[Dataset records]
--

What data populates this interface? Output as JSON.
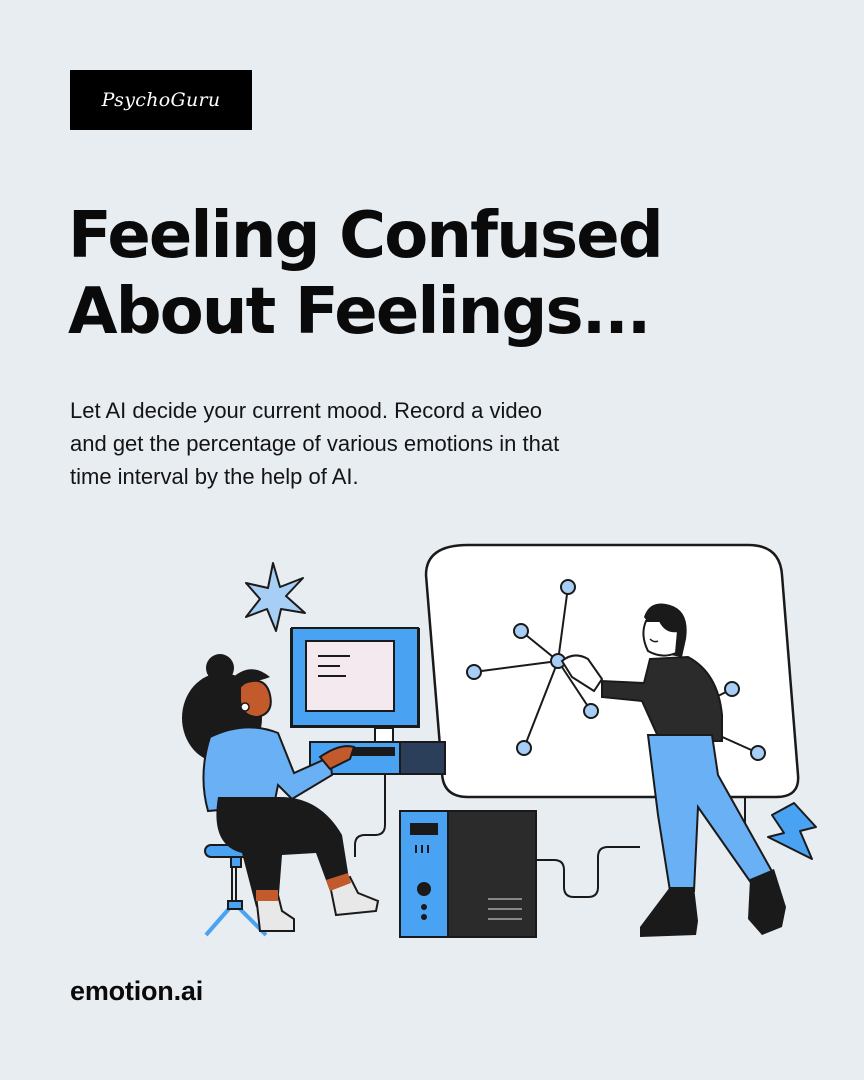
{
  "logo": {
    "text": "PsychoGuru"
  },
  "headline": {
    "line1": "Feeling Confused",
    "line2": "About Feelings..."
  },
  "description": "Let AI decide your current mood. Record a video and get the percentage of various emotions in that time interval by the help of AI.",
  "footer": {
    "brand": "emotion.ai"
  },
  "colors": {
    "background": "#e8edf2",
    "accent_blue": "#5aa8f5",
    "dark": "#1a1a1a"
  }
}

--

- _DESCRIPTION OF THE TASK_
Copy the records exactly as they appear, excluding images.

- _THE COMPLETED TASK_
What data populates this interface? Output as JSON.
{
  "logo": {
    "text": "PsychoGuru"
  },
  "headline": {
    "line1": "Feeling Confused",
    "line2": "About Feelings..."
  },
  "description": "Let AI decide your current mood. Record a video and get the percentage of various emotions in that time interval by the help of AI.",
  "footer": {
    "brand": "emotion.ai"
  },
  "colors": {
    "background": "#e8edf2",
    "accent_blue": "#5aa8f5",
    "dark": "#1a1a1a"
  }
}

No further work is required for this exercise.